/---

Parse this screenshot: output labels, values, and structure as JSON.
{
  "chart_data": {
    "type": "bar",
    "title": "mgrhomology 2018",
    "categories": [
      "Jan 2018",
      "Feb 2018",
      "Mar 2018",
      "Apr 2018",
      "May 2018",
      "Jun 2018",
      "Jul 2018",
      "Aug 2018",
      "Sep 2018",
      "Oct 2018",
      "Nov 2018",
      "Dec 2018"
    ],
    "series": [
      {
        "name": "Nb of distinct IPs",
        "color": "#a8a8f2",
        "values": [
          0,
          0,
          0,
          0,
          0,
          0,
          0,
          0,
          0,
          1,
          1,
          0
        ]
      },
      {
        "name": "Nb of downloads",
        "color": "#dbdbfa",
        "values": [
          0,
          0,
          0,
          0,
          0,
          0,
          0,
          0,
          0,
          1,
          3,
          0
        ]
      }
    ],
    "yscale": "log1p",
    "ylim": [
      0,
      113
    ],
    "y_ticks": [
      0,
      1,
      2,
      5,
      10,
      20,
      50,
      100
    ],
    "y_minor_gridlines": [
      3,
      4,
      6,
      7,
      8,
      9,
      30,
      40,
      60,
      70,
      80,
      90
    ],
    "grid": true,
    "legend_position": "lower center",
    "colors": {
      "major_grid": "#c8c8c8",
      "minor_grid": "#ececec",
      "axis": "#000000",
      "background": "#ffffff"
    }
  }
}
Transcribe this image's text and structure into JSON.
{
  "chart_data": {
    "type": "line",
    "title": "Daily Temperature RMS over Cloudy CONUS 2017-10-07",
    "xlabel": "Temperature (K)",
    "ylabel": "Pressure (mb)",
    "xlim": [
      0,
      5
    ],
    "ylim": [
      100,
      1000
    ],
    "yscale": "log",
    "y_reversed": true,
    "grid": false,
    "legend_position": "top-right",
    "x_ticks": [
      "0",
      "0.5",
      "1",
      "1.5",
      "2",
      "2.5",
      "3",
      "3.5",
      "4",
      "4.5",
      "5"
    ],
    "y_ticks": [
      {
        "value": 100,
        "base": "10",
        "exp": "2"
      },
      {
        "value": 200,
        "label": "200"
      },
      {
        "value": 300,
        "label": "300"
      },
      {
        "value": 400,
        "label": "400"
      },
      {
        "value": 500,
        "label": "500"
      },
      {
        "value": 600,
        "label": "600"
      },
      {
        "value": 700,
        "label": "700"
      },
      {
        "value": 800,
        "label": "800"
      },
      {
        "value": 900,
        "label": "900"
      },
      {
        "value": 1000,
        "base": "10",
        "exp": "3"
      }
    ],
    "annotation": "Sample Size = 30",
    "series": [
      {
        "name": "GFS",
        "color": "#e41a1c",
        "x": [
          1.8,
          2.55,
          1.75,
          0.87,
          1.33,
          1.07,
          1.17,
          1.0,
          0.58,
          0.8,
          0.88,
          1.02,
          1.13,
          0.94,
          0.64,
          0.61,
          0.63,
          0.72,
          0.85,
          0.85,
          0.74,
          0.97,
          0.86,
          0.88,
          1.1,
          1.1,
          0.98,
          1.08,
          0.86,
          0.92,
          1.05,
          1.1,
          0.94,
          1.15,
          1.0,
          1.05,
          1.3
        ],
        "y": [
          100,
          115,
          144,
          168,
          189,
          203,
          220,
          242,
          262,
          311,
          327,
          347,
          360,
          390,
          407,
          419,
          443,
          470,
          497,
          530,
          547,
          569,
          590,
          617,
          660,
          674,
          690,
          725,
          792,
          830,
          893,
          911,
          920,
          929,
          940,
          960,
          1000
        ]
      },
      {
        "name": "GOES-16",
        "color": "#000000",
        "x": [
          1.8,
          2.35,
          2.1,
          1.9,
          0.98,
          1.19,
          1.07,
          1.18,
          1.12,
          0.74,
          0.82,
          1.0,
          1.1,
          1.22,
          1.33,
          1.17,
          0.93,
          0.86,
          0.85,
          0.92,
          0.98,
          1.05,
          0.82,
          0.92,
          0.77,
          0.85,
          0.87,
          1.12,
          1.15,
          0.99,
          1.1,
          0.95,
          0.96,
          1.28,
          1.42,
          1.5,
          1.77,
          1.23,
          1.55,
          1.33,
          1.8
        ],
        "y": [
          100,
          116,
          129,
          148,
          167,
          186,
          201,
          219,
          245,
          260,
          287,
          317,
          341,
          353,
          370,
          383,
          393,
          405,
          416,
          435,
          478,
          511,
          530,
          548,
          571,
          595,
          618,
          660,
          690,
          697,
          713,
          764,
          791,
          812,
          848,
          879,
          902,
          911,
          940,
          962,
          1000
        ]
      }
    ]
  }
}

\---

### WHAT YOU ARE ASKED TO DO
Show all lines from the records above where the word "structure" occurs.

### OUTPUT OF THE TASK
Parse this screenshot: output labels, values, and structure as JSON.
Transcribe this image's text and structure into JSON.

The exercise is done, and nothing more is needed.